# start of DATA RECORDS
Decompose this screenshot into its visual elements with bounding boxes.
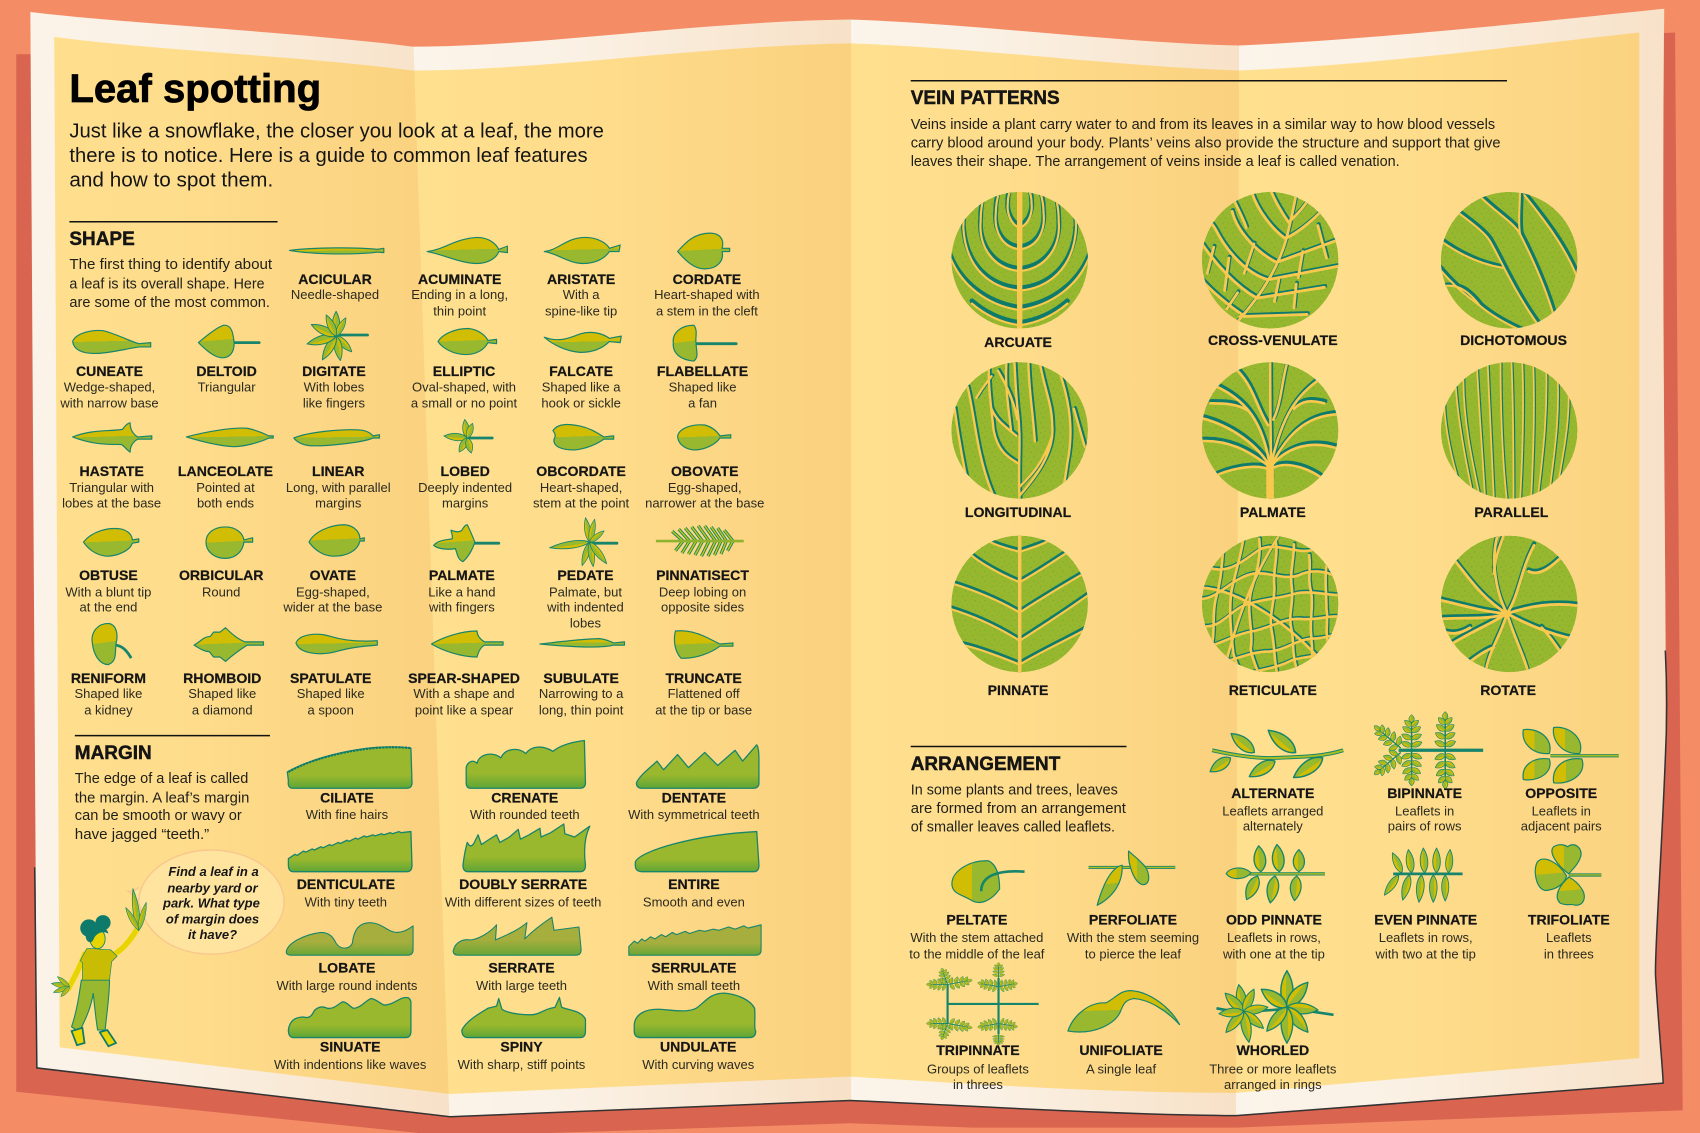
# end of DATA RECORDS
# start of DATA RECORDS
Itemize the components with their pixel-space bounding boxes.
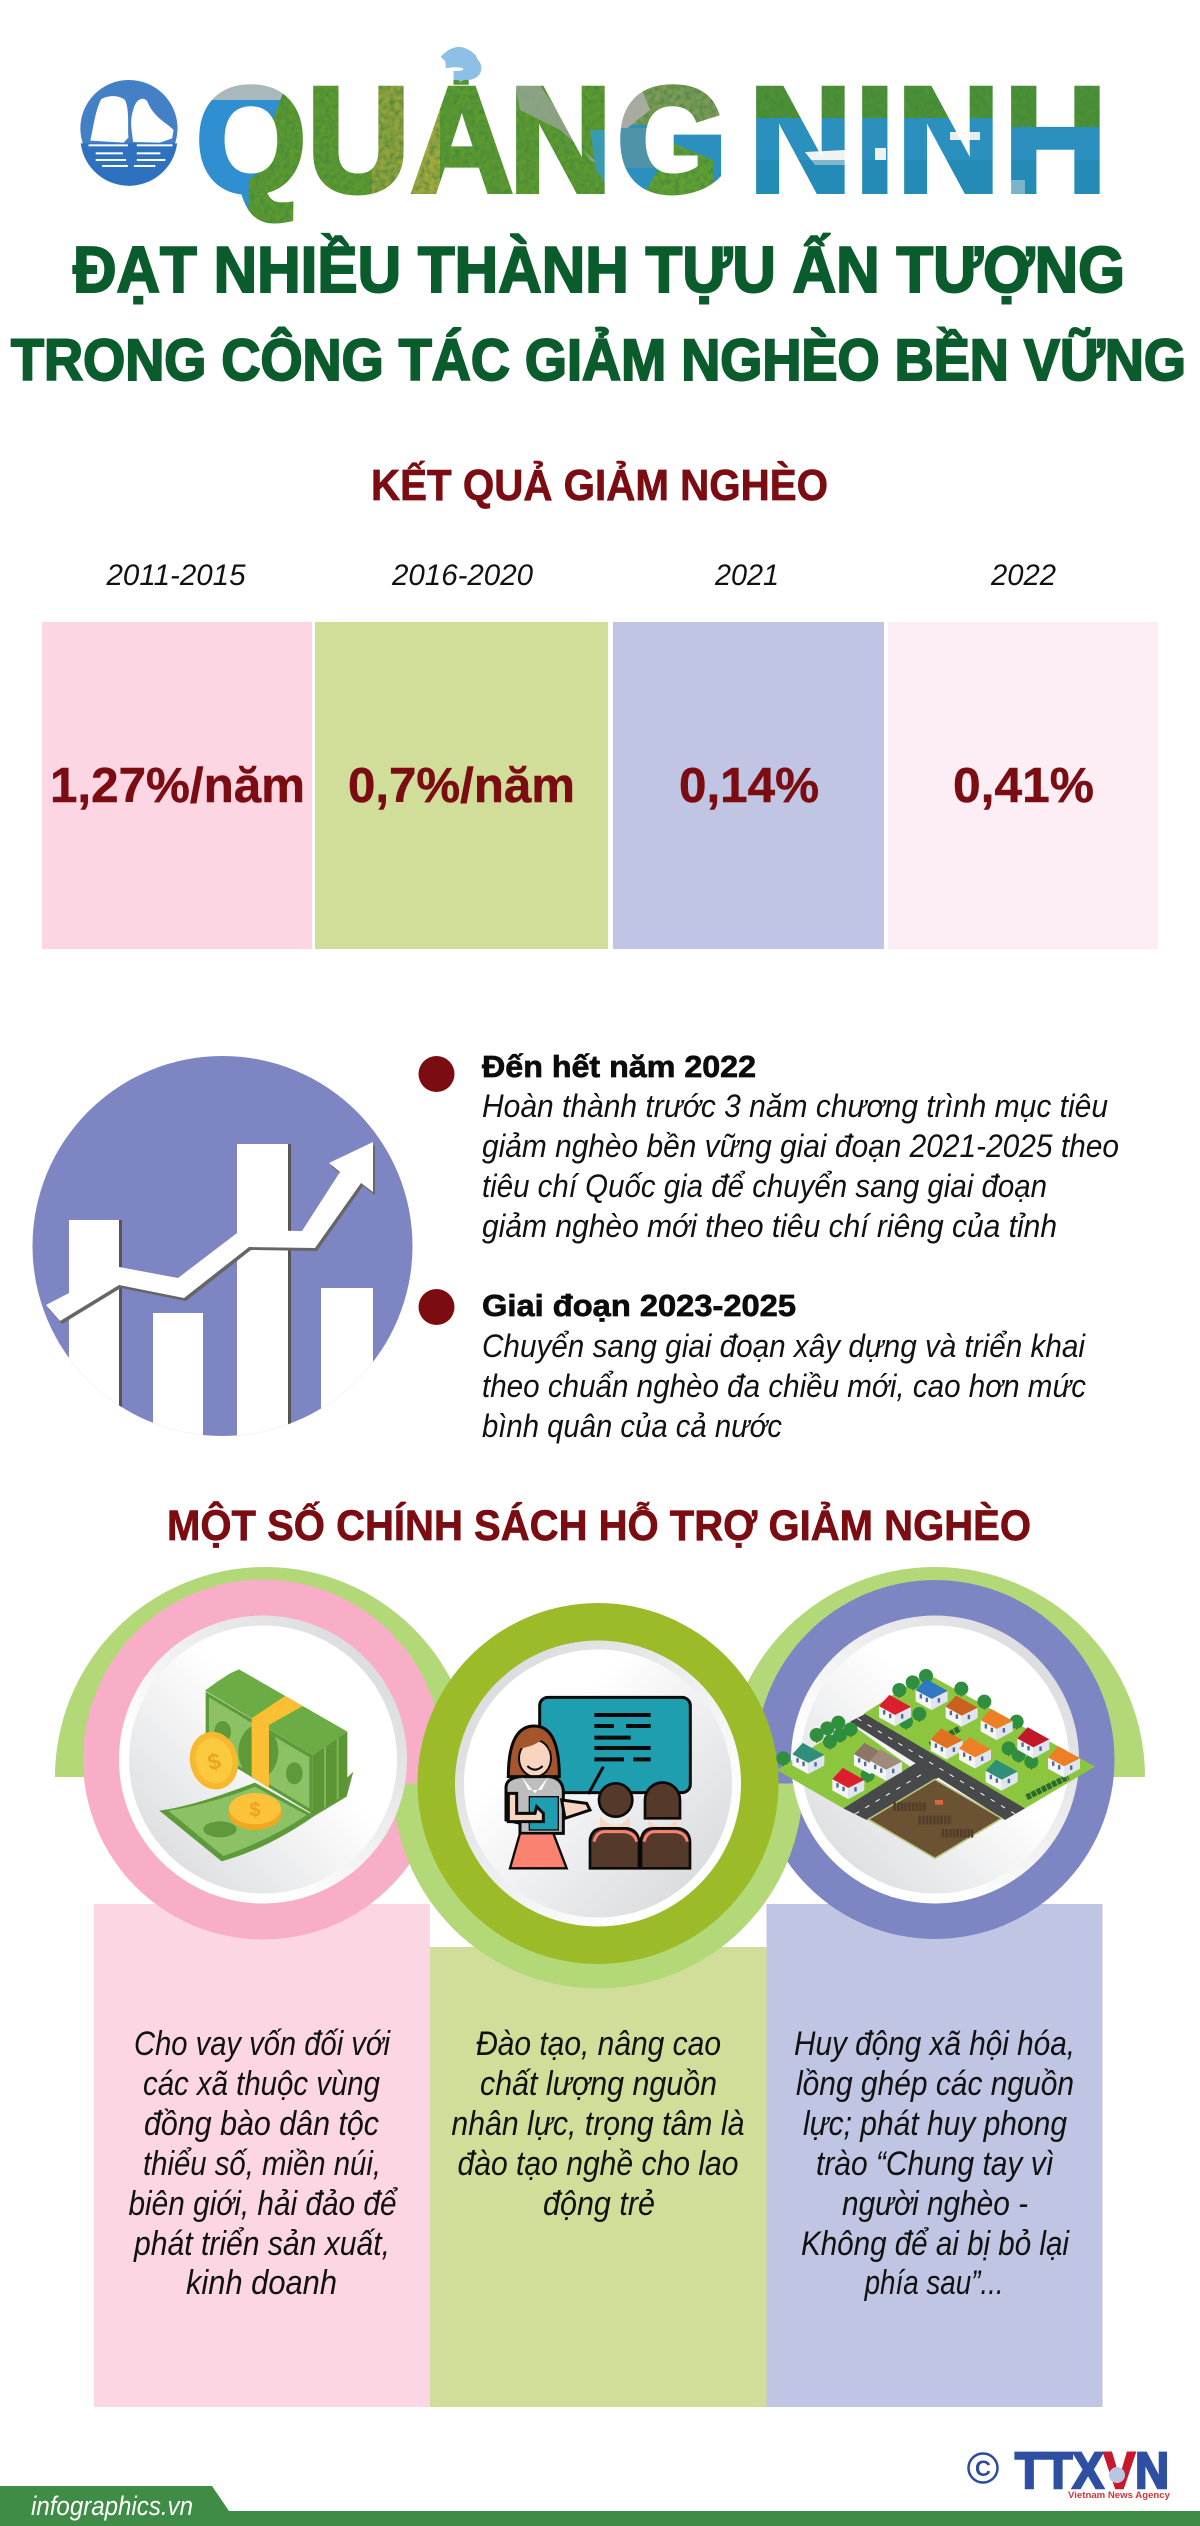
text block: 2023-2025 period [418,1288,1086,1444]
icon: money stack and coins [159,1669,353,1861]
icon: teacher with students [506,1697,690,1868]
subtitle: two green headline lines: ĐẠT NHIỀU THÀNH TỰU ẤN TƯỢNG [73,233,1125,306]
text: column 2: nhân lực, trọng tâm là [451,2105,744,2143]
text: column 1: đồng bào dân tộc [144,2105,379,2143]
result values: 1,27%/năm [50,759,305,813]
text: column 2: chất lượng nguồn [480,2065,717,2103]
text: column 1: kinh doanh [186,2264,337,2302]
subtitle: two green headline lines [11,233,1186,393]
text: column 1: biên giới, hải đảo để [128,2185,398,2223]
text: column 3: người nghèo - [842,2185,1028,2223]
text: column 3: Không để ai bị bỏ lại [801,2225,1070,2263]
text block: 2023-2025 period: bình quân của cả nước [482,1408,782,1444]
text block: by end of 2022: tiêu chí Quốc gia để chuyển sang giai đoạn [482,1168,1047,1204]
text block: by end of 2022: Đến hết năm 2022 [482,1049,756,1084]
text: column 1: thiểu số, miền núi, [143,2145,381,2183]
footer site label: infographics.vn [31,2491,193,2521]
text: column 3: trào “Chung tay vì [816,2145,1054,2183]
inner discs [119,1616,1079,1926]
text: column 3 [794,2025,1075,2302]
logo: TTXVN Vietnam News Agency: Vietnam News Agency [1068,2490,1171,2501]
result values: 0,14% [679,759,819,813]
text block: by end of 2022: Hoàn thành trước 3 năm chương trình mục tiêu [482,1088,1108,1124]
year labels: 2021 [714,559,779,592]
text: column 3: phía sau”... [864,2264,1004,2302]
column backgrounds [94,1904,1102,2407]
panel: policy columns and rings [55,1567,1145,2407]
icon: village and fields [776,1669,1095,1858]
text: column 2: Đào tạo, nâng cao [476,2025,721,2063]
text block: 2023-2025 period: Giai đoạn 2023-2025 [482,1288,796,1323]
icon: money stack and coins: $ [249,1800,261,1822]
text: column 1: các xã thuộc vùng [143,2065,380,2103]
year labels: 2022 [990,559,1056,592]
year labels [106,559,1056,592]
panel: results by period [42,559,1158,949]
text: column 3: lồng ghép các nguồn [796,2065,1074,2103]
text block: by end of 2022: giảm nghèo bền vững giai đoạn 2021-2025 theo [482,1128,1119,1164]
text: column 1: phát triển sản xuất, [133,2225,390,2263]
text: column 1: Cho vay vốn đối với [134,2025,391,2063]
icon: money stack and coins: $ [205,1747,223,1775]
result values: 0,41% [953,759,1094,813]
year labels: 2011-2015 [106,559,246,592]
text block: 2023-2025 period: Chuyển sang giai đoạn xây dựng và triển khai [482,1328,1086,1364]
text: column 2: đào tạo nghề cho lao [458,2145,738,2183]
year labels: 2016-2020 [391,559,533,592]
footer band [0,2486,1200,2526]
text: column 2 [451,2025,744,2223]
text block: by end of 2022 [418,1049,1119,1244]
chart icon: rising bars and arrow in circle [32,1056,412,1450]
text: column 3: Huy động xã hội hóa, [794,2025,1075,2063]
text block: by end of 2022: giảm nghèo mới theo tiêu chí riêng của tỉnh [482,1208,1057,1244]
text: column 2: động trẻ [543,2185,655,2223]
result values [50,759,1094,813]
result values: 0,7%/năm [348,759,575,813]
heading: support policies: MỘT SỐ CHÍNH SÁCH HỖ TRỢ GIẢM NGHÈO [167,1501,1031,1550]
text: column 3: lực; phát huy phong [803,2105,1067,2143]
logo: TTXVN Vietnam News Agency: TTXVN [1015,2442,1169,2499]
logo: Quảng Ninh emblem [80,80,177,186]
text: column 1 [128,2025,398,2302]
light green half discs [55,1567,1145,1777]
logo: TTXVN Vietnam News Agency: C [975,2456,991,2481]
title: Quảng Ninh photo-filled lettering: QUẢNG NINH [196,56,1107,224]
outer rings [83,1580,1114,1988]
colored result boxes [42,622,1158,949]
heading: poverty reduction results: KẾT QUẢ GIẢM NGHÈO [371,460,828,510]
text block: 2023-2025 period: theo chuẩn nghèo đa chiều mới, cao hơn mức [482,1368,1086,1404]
# end of DATA RECORDS
EXERCISE GOAL -
From the records above, extract verbatim every line, starting with the line that contains "Itemize the components" and continuing through the line that contains "text: column 1: thiểu", with both of those lines included. Omit the pictures from your answer.

ANSWER -
Itemize the components with their pixel-space bounding boxes.
text block: 2023-2025 period [418,1288,1086,1444]
icon: money stack and coins [159,1669,353,1861]
icon: teacher with students [506,1697,690,1868]
subtitle: two green headline lines: ĐẠT NHIỀU THÀNH TỰU ẤN TƯỢNG [73,233,1125,306]
text: column 2: nhân lực, trọng tâm là [451,2105,744,2143]
text: column 1: đồng bào dân tộc [144,2105,379,2143]
result values: 1,27%/năm [50,759,305,813]
text: column 2: chất lượng nguồn [480,2065,717,2103]
text: column 1: kinh doanh [186,2264,337,2302]
subtitle: two green headline lines [11,233,1186,393]
text: column 1: biên giới, hải đảo để [128,2185,398,2223]
text: column 3: người nghèo - [842,2185,1028,2223]
text: column 3: Không để ai bị bỏ lại [801,2225,1070,2263]
text block: 2023-2025 period: bình quân của cả nước [482,1408,782,1444]
text block: by end of 2022: tiêu chí Quốc gia để chuyển sang giai đoạn [482,1168,1047,1204]
text block: by end of 2022: Đến hết năm 2022 [482,1049,756,1084]
text: column 1: thiểu số, miền núi, [143,2145,381,2183]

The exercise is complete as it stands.